▸ **Your task**:
Copy the entries below word for word, starting at the line that contains "Bar [288, 176, 298, 189]" and ending at the line that contains "Bar [427, 229, 437, 241]", with both of those lines included.

Data shown start

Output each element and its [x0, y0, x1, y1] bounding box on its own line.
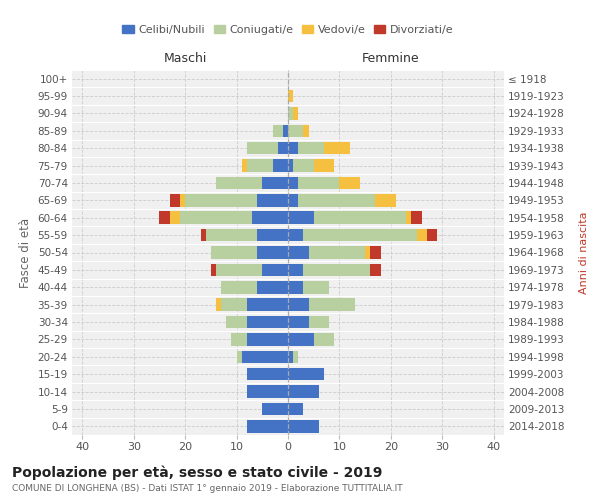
Bar [288, 176, 298, 189]
Bar [185, 194, 257, 206]
Bar [288, 246, 308, 259]
Bar [257, 246, 288, 259]
Bar [262, 402, 288, 415]
Bar [211, 246, 257, 259]
Bar [314, 160, 334, 172]
Bar [304, 264, 370, 276]
Bar [221, 281, 257, 293]
Bar [242, 160, 247, 172]
Bar [288, 386, 319, 398]
Bar [427, 229, 437, 241]
Bar [278, 142, 288, 154]
Bar [288, 194, 298, 206]
Bar [288, 368, 324, 380]
Bar [232, 333, 247, 345]
Bar [340, 176, 360, 189]
Bar [314, 333, 334, 345]
Legend: Celibi/Nubili, Coniugati/e, Vedovi/e, Divorziati/e: Celibi/Nubili, Coniugati/e, Vedovi/e, Di… [118, 21, 458, 40]
Bar [293, 350, 298, 363]
Bar [412, 212, 422, 224]
Bar [170, 212, 180, 224]
Bar [370, 246, 380, 259]
Bar [288, 350, 293, 363]
Bar [288, 333, 314, 345]
Bar [288, 212, 314, 224]
Bar [236, 350, 242, 363]
Text: COMUNE DI LONGHENA (BS) - Dati ISTAT 1° gennaio 2019 - Elaborazione TUTTITALIA.I: COMUNE DI LONGHENA (BS) - Dati ISTAT 1° … [12, 484, 403, 493]
Bar [288, 298, 308, 311]
Bar [293, 107, 298, 120]
Bar [288, 90, 293, 102]
Bar [252, 212, 288, 224]
Bar [247, 160, 272, 172]
Text: Femmine: Femmine [362, 52, 419, 65]
Bar [288, 402, 304, 415]
Bar [247, 333, 288, 345]
Bar [216, 298, 221, 311]
Bar [226, 316, 247, 328]
Bar [170, 194, 180, 206]
Bar [247, 368, 288, 380]
Bar [406, 212, 412, 224]
Bar [370, 264, 380, 276]
Bar [288, 281, 304, 293]
Bar [288, 124, 304, 137]
Bar [200, 229, 206, 241]
Bar [308, 298, 355, 311]
Bar [288, 229, 304, 241]
Text: Popolazione per età, sesso e stato civile - 2019: Popolazione per età, sesso e stato civil… [12, 466, 382, 480]
Bar [288, 107, 293, 120]
Bar [288, 420, 319, 432]
Bar [216, 176, 262, 189]
Bar [262, 264, 288, 276]
Bar [365, 246, 370, 259]
Bar [272, 124, 283, 137]
Y-axis label: Anni di nascita: Anni di nascita [579, 211, 589, 294]
Bar [283, 124, 288, 137]
Bar [416, 229, 427, 241]
Bar [298, 176, 340, 189]
Bar [288, 142, 298, 154]
Bar [376, 194, 396, 206]
Bar [272, 160, 288, 172]
Bar [314, 212, 406, 224]
Y-axis label: Fasce di età: Fasce di età [19, 218, 32, 288]
Bar [298, 142, 324, 154]
Bar [298, 194, 376, 206]
Bar [247, 298, 288, 311]
Bar [304, 281, 329, 293]
Bar [216, 264, 262, 276]
Bar [247, 142, 278, 154]
Bar [288, 160, 293, 172]
Bar [180, 194, 185, 206]
Bar [308, 246, 365, 259]
Bar [257, 194, 288, 206]
Bar [160, 212, 170, 224]
Text: Maschi: Maschi [163, 52, 207, 65]
Bar [308, 316, 329, 328]
Bar [221, 298, 247, 311]
Bar [288, 316, 308, 328]
Bar [304, 229, 416, 241]
Bar [288, 264, 304, 276]
Bar [206, 229, 257, 241]
Bar [211, 264, 216, 276]
Bar [257, 281, 288, 293]
Bar [324, 142, 350, 154]
Bar [180, 212, 252, 224]
Bar [257, 229, 288, 241]
Bar [293, 160, 314, 172]
Bar [304, 124, 308, 137]
Bar [247, 386, 288, 398]
Bar [247, 420, 288, 432]
Bar [247, 316, 288, 328]
Bar [242, 350, 288, 363]
Bar [262, 176, 288, 189]
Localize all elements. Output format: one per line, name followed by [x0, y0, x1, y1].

Data shown end

▸ **Expected output**:
Bar [288, 176, 298, 189]
Bar [185, 194, 257, 206]
Bar [288, 246, 308, 259]
Bar [257, 246, 288, 259]
Bar [262, 402, 288, 415]
Bar [211, 246, 257, 259]
Bar [314, 160, 334, 172]
Bar [304, 264, 370, 276]
Bar [221, 281, 257, 293]
Bar [242, 160, 247, 172]
Bar [288, 386, 319, 398]
Bar [427, 229, 437, 241]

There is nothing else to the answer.